Aim of the task
Report only how many lines hold the word "marker".

Start of Given records

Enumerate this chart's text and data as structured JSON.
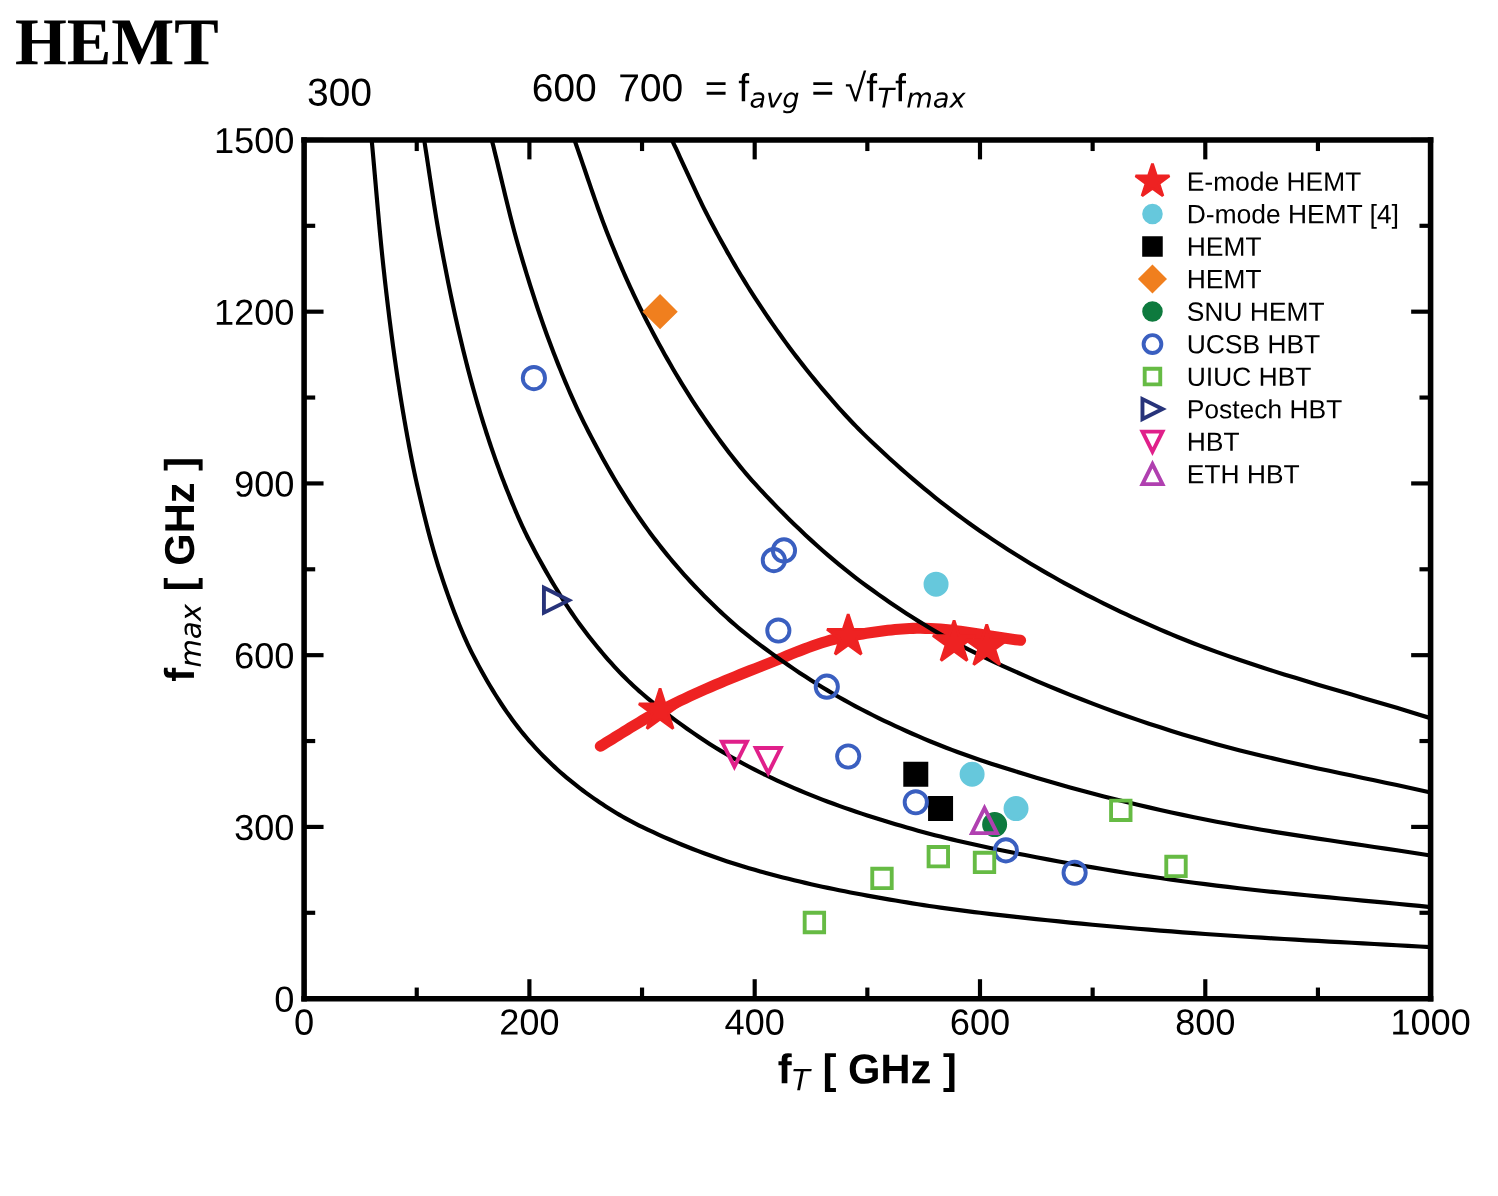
{
  "chart_data": {
    "type": "scatter",
    "title": "HEMT",
    "xlabel": "f$_{T}$ [ GHz ]",
    "ylabel": "f$_{max}$ [ GHz ]",
    "annotations": [
      "300",
      "600  700  = f$_{avg}$ = √f$_{T}$f$_{max}$"
    ],
    "xlim": [
      0,
      1000
    ],
    "xticks": [
      0,
      200,
      400,
      600,
      800,
      1000
    ],
    "ylim": [
      0,
      1500
    ],
    "yticks": [
      0,
      300,
      600,
      900,
      1200,
      1500
    ],
    "grid": false,
    "legend": "top right",
    "series": [
      {
        "name": "E-mode HEMT",
        "color": "#ee2222",
        "marker": "star",
        "x": [
          316,
          483,
          577,
          606
        ],
        "values": [
          503,
          633,
          622,
          615
        ]
      },
      {
        "name": "D-mode HEMT [4]",
        "color": "#66c8dc",
        "marker": "circle",
        "x": [
          561,
          593,
          632
        ],
        "values": [
          724,
          392,
          332
        ]
      },
      {
        "name": "HEMT",
        "color": "#000000",
        "marker": "square",
        "x": [
          543,
          565
        ],
        "values": [
          392,
          332
        ]
      },
      {
        "name": "HEMT",
        "color": "#f07f1e",
        "marker": "diamond",
        "x": [
          316
        ],
        "values": [
          1200
        ]
      },
      {
        "name": "SNU HEMT",
        "color": "#0e7a3e",
        "marker": "circle",
        "x": [
          613
        ],
        "values": [
          304
        ]
      },
      {
        "name": "UCSB HBT",
        "color": "#3a5fc0",
        "marker": "circle-open",
        "x": [
          204,
          417,
          426,
          421,
          464,
          483,
          543,
          623,
          684
        ],
        "values": [
          1084,
          766,
          783,
          643,
          545,
          423,
          343,
          259,
          220
        ]
      },
      {
        "name": "UIUC HBT",
        "color": "#66bb44",
        "marker": "square-open",
        "x": [
          513,
          453,
          563,
          604,
          725,
          774
        ],
        "values": [
          210,
          133,
          248,
          238,
          329,
          231
        ]
      },
      {
        "name": "Postech HBT",
        "color": "#27337a",
        "marker": "triangle-right-open",
        "x": [
          224
        ],
        "values": [
          696
        ]
      },
      {
        "name": "HBT",
        "color": "#e0208a",
        "marker": "triangle-down-open",
        "x": [
          382,
          412
        ],
        "values": [
          427,
          416
        ]
      },
      {
        "name": "ETH HBT",
        "color": "#b040b0",
        "marker": "triangle-open",
        "x": [
          604
        ],
        "values": [
          311
        ]
      },
      {
        "type": "line",
        "color": "#ee2222",
        "line_style": "solid",
        "x": [
          263,
          316,
          405,
          483,
          547,
          636
        ],
        "values": [
          441,
          503,
          580,
          633,
          647,
          626
        ]
      },
      {
        "type": "line",
        "color": "#000000",
        "line_style": "solid",
        "x": [
          60,
          70,
          80,
          90,
          100,
          120,
          150,
          200,
          250,
          300,
          400,
          500,
          600,
          800,
          1000
        ],
        "values": [
          1500,
          1286,
          1125,
          1000,
          900,
          750,
          600,
          450,
          360,
          300,
          225,
          180,
          150,
          113,
          90
        ]
      },
      {
        "type": "line",
        "color": "#000000",
        "line_style": "solid",
        "x": [
          107,
          120,
          140,
          160,
          180,
          200,
          250,
          300,
          400,
          500,
          600,
          800,
          1000
        ],
        "values": [
          1495,
          1333,
          1143,
          1000,
          889,
          800,
          640,
          533,
          400,
          320,
          267,
          200,
          160
        ]
      },
      {
        "type": "line",
        "color": "#000000",
        "line_style": "solid",
        "x": [
          167,
          190,
          220,
          250,
          300,
          350,
          400,
          500,
          600,
          800,
          1000
        ],
        "values": [
          1497,
          1316,
          1136,
          1000,
          833,
          714,
          625,
          500,
          417,
          313,
          250
        ]
      },
      {
        "type": "line",
        "color": "#000000",
        "line_style": "solid",
        "x": [
          240,
          270,
          300,
          350,
          400,
          500,
          600,
          800,
          1000
        ],
        "values": [
          1500,
          1333,
          1200,
          1029,
          900,
          720,
          600,
          450,
          360
        ]
      },
      {
        "type": "line",
        "color": "#000000",
        "line_style": "solid",
        "x": [
          327,
          360,
          400,
          450,
          500,
          600,
          700,
          800,
          1000
        ],
        "values": [
          1498,
          1361,
          1225,
          1089,
          980,
          817,
          700,
          613,
          490
        ]
      }
    ]
  }
}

End of Given records

Full output
10